## YOUR OBJECTIVE
Transcribe nothing but the lines from the one with "Enumerate this screenshot's" to the end of the entries, both included, keeping each exact and leaving every picture out.

Collected data entries

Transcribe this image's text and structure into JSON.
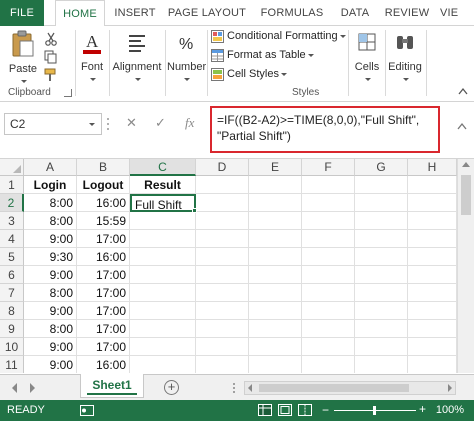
{
  "ribbon_tabs": [
    "FILE",
    "HOME",
    "INSERT",
    "PAGE LAYOUT",
    "FORMULAS",
    "DATA",
    "REVIEW",
    "VIE"
  ],
  "active_tab": "HOME",
  "ribbon": {
    "clipboard": {
      "paste_label": "Paste",
      "group_label": "Clipboard"
    },
    "font_label": "Font",
    "alignment_label": "Alignment",
    "number_label": "Number",
    "styles": {
      "conditional": "Conditional Formatting",
      "table": "Format as Table",
      "cell_styles": "Cell Styles",
      "group_label": "Styles"
    },
    "cells_label": "Cells",
    "editing_label": "Editing"
  },
  "formula_bar": {
    "name_box": "C2",
    "cancel": "✕",
    "enter": "✓",
    "fx": "fx",
    "formula_line1": "=IF((B2-A2)>=TIME(8,0,0),\"Full Shift\",",
    "formula_line2": "\"Partial Shift\")"
  },
  "grid": {
    "columns": [
      "A",
      "B",
      "C",
      "D",
      "E",
      "F",
      "G",
      "H"
    ],
    "rows": [
      "1",
      "2",
      "3",
      "4",
      "5",
      "6",
      "7",
      "8",
      "9",
      "10",
      "11"
    ],
    "headers": {
      "a": "Login",
      "b": "Logout",
      "c": "Result"
    },
    "data": [
      {
        "a": "8:00",
        "b": "16:00",
        "c": "Full Shift"
      },
      {
        "a": "8:00",
        "b": "15:59",
        "c": ""
      },
      {
        "a": "9:00",
        "b": "17:00",
        "c": ""
      },
      {
        "a": "9:30",
        "b": "16:00",
        "c": ""
      },
      {
        "a": "9:00",
        "b": "17:00",
        "c": ""
      },
      {
        "a": "8:00",
        "b": "17:00",
        "c": ""
      },
      {
        "a": "9:00",
        "b": "17:00",
        "c": ""
      },
      {
        "a": "8:00",
        "b": "17:00",
        "c": ""
      },
      {
        "a": "9:00",
        "b": "17:00",
        "c": ""
      },
      {
        "a": "9:00",
        "b": "16:00",
        "c": ""
      }
    ]
  },
  "sheet_tabs": [
    "Sheet1"
  ],
  "add_sheet": "+",
  "status": {
    "text": "READY",
    "zoom": "100%"
  },
  "colors": {
    "accent": "#217346",
    "formula_highlight": "#d9272e"
  }
}
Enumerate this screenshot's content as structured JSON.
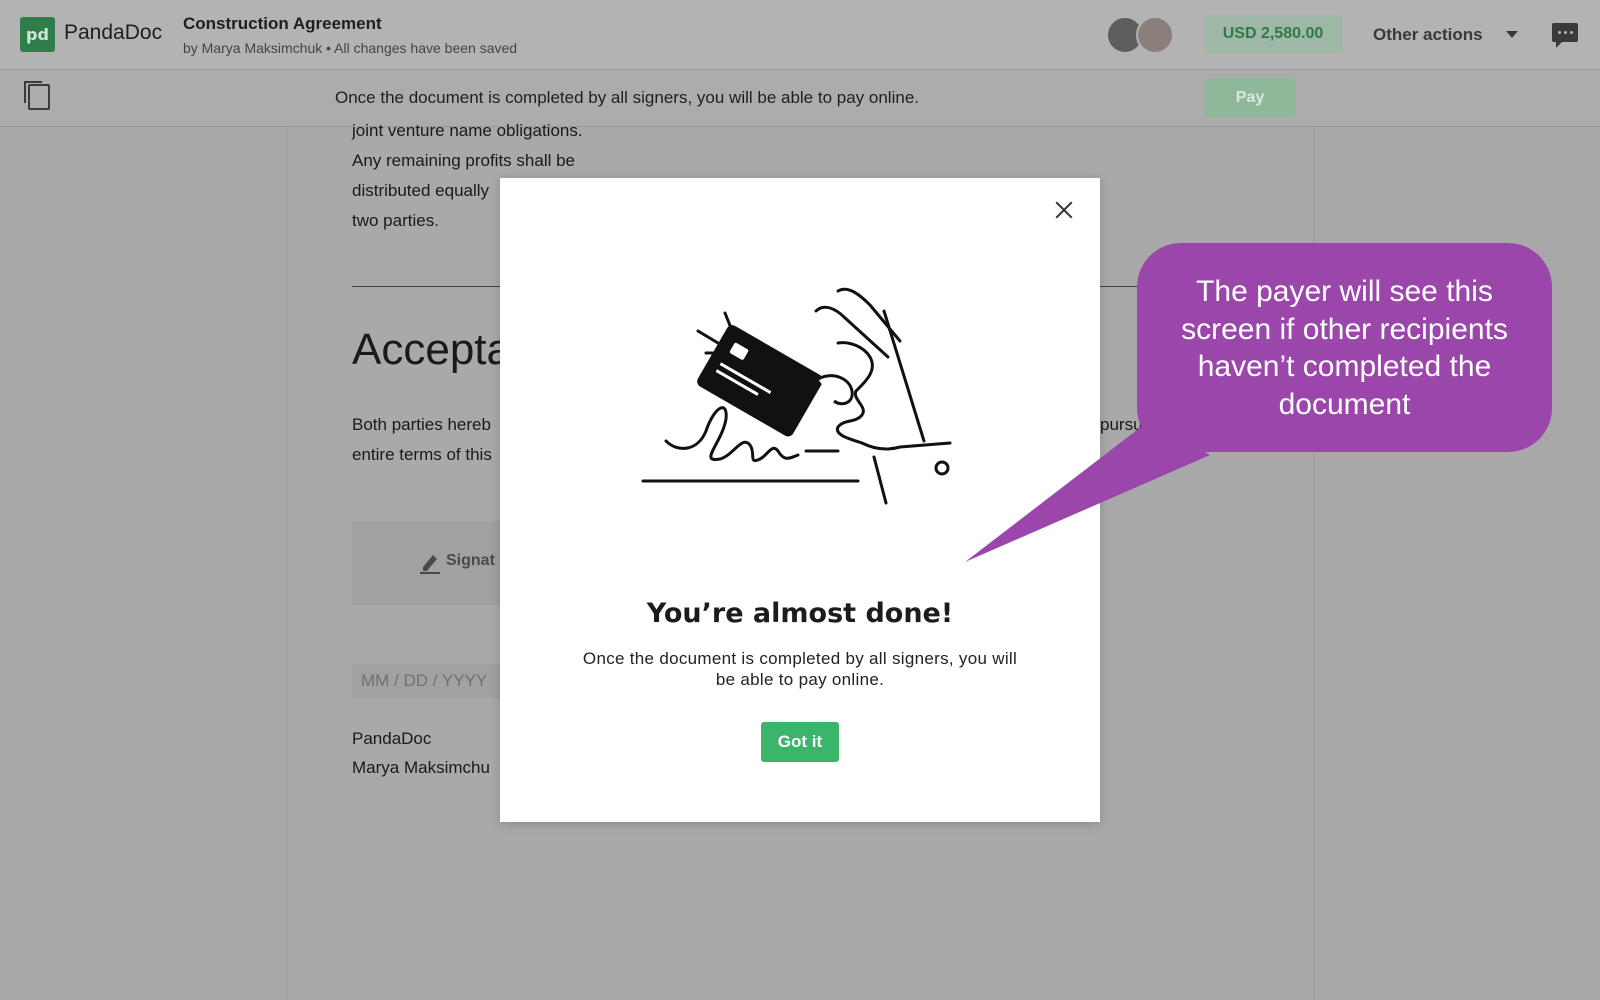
{
  "app": {
    "logo_mark": "pd",
    "name": "PandaDoc"
  },
  "document": {
    "title": "Construction Agreement",
    "subtitle": "by Marya Maksimchuk • All changes have been saved",
    "amount": "USD 2,580.00"
  },
  "header": {
    "other_actions_label": "Other actions"
  },
  "infobar": {
    "message": "Once the document is completed by all signers, you will be able to pay online.",
    "pay_label": "Pay"
  },
  "paper": {
    "lines": [
      "joint venture name obligations.",
      "Any remaining profits shall be",
      "distributed equally",
      "two parties."
    ],
    "acceptance_heading": "Accepta",
    "acceptance_line1_left": "Both parties hereb",
    "acceptance_line1_right": "pursu",
    "acceptance_line2": "entire terms of this",
    "signature_label": "Signat",
    "date_placeholder": "MM / DD / YYYY",
    "company": "PandaDoc",
    "signer": "Marya Maksimchu"
  },
  "modal": {
    "title": "You’re almost done!",
    "body": "Once the document is completed by all signers, you will be able to pay online.",
    "button_label": "Got it"
  },
  "callout": {
    "text": "The payer will see this screen if other recipients haven’t completed the document",
    "color": "#9a46ab"
  },
  "colors": {
    "accent_green": "#3bb56a"
  }
}
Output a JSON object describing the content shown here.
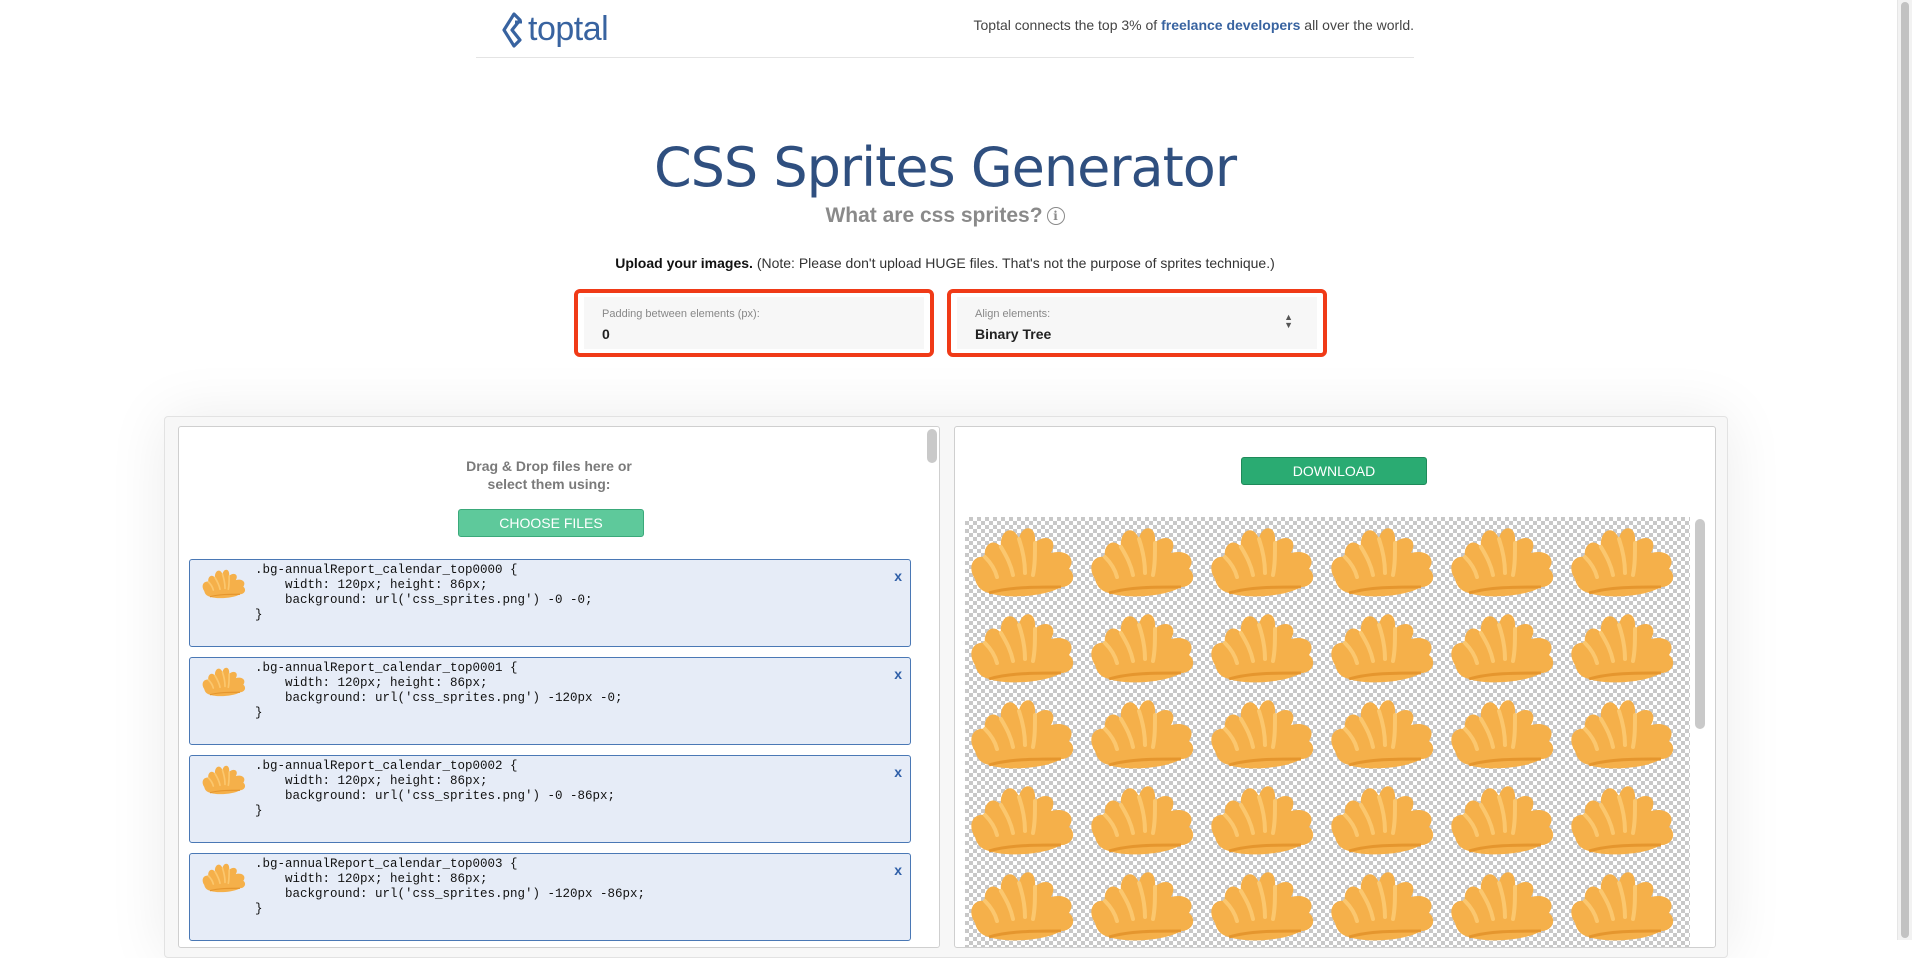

## RESULT OF THE TASK
Enumerate this screenshot's content as structured JSON.
{
  "app": {
    "logo_mark": "pd",
    "name": "PandaDoc"
  },
  "document": {
    "title": "Construction Agreement",
    "subtitle": "by Marya Maksimchuk • All changes have been saved",
    "amount": "USD 2,580.00"
  },
  "header": {
    "other_actions_label": "Other actions"
  },
  "infobar": {
    "message": "Once the document is completed by all signers, you will be able to pay online.",
    "pay_label": "Pay"
  },
  "paper": {
    "lines": [
      "joint venture name obligations.",
      "Any remaining profits shall be",
      "distributed equally",
      "two parties."
    ],
    "acceptance_heading": "Accepta",
    "acceptance_line1_left": "Both parties hereb",
    "acceptance_line1_right": "pursu",
    "acceptance_line2": "entire terms of this",
    "signature_label": "Signat",
    "date_placeholder": "MM / DD / YYYY",
    "company": "PandaDoc",
    "signer": "Marya Maksimchu"
  },
  "modal": {
    "title": "You’re almost done!",
    "body": "Once the document is completed by all signers, you will be able to pay online.",
    "button_label": "Got it"
  },
  "callout": {
    "text": "The payer will see this screen if other recipients haven’t completed the document",
    "color": "#9a46ab"
  },
  "colors": {
    "accent_green": "#3bb56a"
  }
}
Output a JSON object describing the content shown here.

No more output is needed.